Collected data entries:
## Start

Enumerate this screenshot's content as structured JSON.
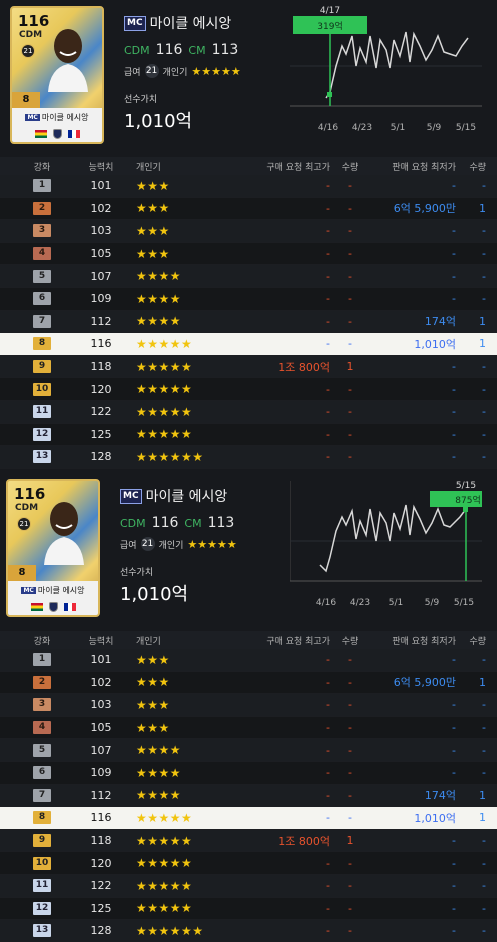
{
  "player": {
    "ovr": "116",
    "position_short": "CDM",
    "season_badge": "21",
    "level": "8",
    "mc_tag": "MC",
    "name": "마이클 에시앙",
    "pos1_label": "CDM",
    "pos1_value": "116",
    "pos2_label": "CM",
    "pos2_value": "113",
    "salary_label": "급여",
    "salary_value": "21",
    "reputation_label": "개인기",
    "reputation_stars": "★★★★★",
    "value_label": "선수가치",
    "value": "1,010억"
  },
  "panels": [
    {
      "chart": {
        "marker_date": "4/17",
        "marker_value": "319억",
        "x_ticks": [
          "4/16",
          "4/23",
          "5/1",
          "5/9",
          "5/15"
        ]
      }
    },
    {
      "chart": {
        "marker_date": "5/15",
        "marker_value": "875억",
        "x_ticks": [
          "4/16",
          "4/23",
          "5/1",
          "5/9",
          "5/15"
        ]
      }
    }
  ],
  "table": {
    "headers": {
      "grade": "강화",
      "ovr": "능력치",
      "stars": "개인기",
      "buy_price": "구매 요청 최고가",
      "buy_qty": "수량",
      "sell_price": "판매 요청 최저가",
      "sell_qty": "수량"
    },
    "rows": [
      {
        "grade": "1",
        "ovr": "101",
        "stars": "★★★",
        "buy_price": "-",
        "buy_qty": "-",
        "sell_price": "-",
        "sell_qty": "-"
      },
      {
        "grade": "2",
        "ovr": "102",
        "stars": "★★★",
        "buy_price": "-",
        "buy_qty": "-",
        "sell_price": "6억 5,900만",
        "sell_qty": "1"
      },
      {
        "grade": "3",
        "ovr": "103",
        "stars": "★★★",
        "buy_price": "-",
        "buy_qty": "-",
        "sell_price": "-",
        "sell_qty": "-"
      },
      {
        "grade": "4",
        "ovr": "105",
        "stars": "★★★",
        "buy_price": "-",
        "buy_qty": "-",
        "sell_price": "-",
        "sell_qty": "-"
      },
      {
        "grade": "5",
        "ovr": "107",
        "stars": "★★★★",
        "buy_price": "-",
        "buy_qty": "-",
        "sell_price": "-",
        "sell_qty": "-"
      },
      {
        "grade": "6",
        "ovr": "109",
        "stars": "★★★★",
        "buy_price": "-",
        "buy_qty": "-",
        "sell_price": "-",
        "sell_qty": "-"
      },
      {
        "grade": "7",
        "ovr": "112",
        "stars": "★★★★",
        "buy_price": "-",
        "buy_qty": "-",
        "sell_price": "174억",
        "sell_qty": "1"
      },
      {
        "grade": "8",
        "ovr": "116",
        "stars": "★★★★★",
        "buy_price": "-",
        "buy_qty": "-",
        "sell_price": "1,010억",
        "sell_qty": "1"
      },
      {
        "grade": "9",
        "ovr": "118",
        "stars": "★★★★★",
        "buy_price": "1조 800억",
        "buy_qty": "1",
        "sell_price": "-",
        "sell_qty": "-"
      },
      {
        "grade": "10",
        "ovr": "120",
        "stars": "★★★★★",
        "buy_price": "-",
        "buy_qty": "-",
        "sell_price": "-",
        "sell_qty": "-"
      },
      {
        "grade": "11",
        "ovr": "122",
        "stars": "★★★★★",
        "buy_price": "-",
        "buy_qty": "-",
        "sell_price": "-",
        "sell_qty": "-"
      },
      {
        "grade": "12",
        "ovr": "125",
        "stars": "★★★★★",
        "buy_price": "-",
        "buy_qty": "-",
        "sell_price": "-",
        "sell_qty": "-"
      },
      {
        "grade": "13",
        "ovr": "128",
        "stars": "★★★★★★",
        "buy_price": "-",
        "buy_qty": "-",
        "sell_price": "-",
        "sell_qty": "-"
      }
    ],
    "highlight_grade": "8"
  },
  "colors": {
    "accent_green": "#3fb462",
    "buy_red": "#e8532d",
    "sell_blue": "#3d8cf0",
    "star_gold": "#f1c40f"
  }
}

## End
## Start

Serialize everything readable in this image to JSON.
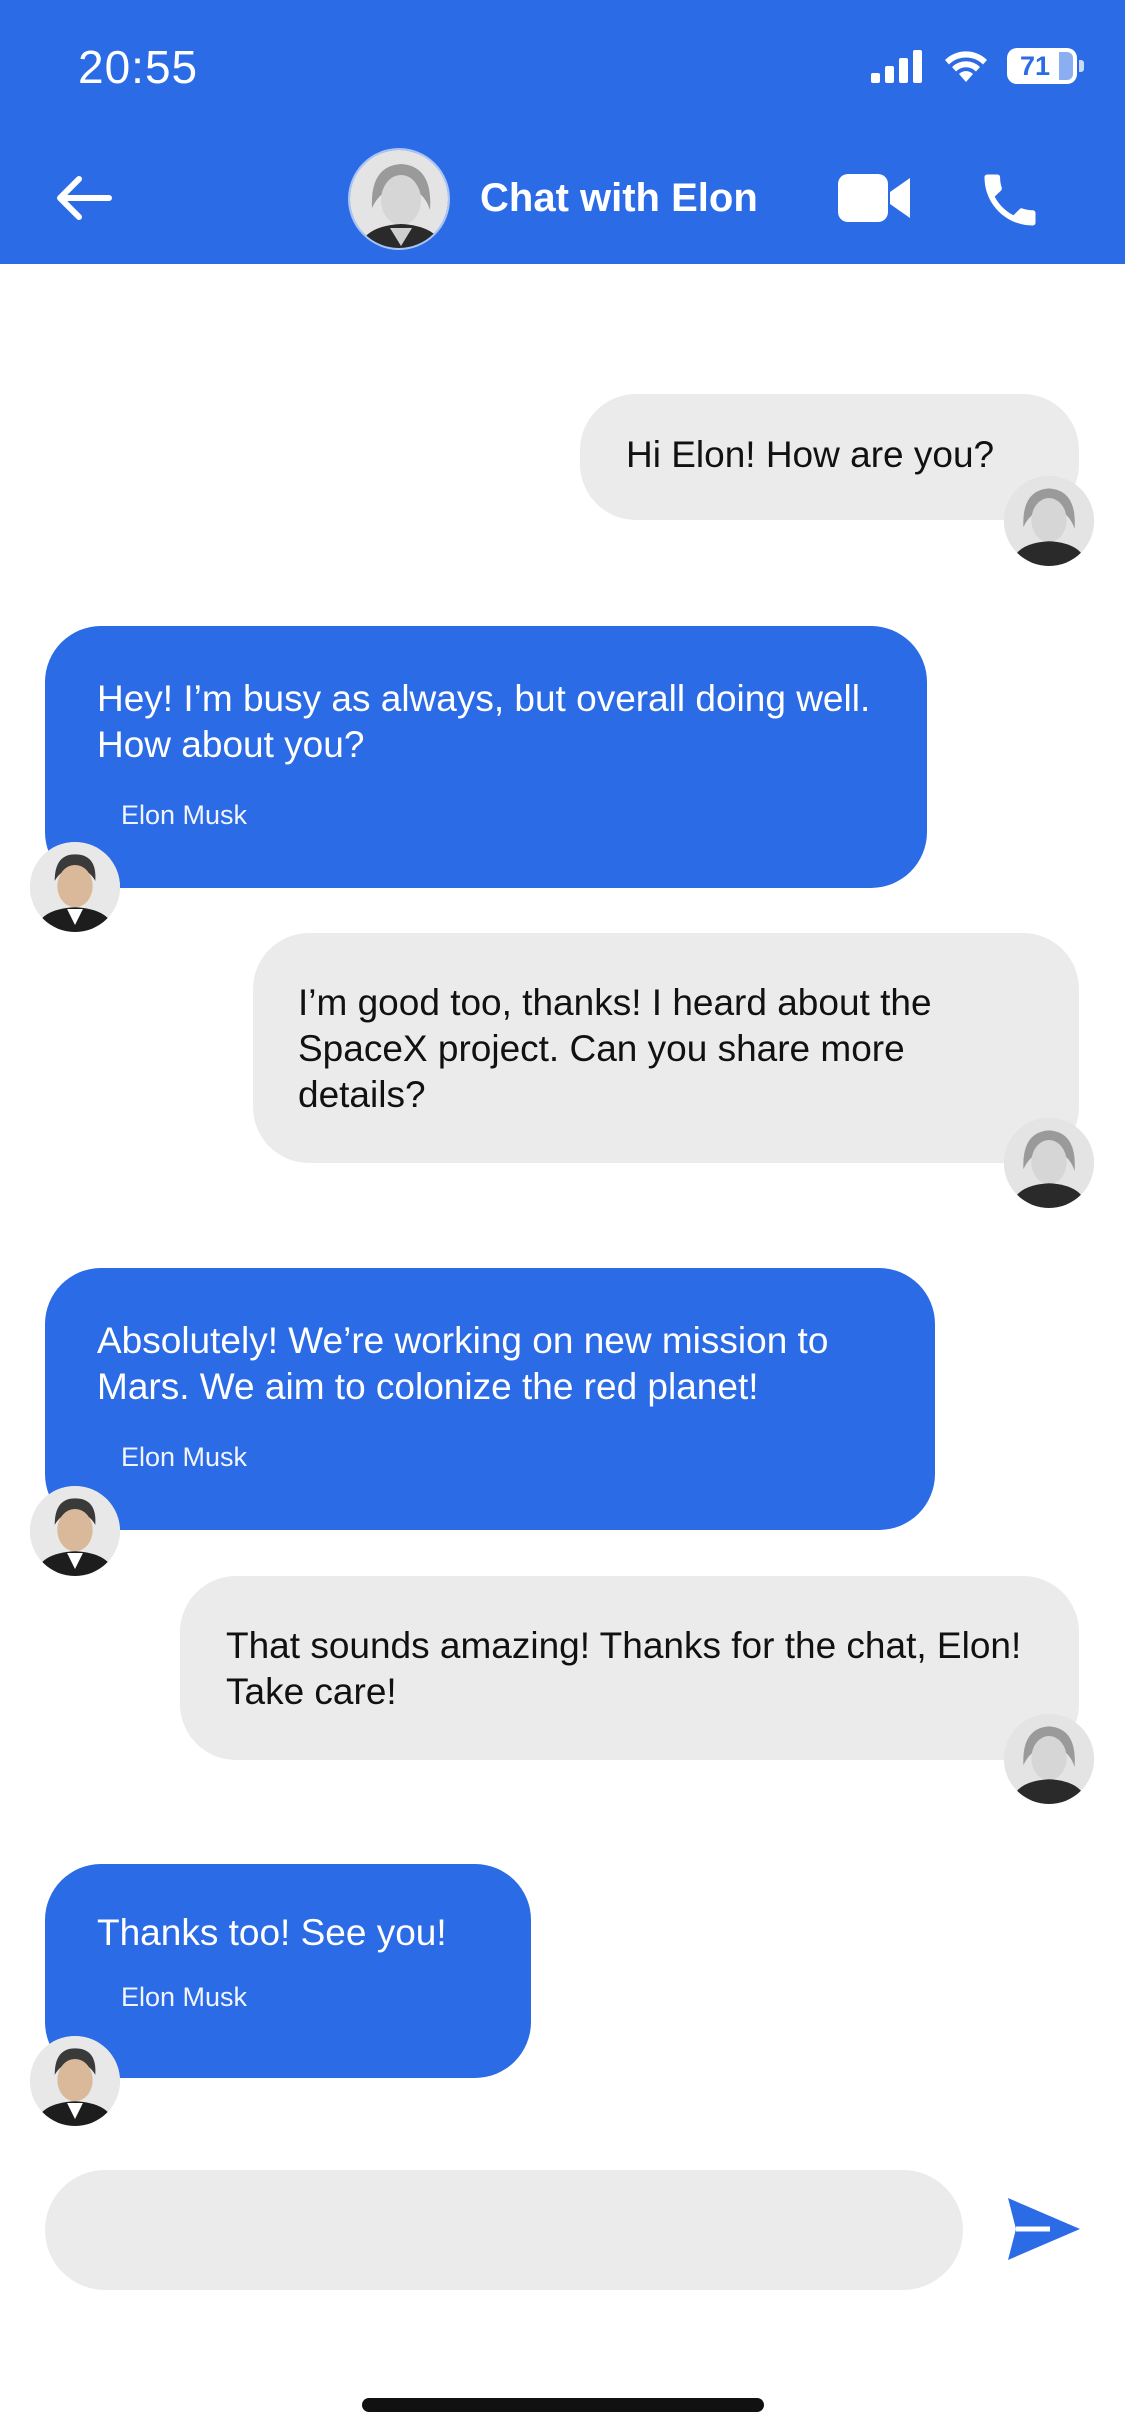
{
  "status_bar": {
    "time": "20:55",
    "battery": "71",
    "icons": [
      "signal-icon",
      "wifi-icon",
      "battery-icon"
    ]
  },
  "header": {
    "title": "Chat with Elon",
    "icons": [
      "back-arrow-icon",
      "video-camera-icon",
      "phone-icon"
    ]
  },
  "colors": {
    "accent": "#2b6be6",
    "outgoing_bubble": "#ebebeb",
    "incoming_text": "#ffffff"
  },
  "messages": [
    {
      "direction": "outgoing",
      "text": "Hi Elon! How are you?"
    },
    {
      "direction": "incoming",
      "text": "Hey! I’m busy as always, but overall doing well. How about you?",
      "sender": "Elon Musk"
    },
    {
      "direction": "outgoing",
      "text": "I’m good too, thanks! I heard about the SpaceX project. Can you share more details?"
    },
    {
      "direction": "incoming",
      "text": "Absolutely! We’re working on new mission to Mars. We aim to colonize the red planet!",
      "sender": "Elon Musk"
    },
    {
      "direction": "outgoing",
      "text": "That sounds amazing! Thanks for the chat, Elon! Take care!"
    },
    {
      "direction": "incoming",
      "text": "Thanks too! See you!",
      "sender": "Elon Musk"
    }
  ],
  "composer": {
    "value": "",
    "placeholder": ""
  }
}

## End

_Challenge_:
Look through the records above and report how many lines hold the word "JSON", giving only the number.

_Result of this task_:
2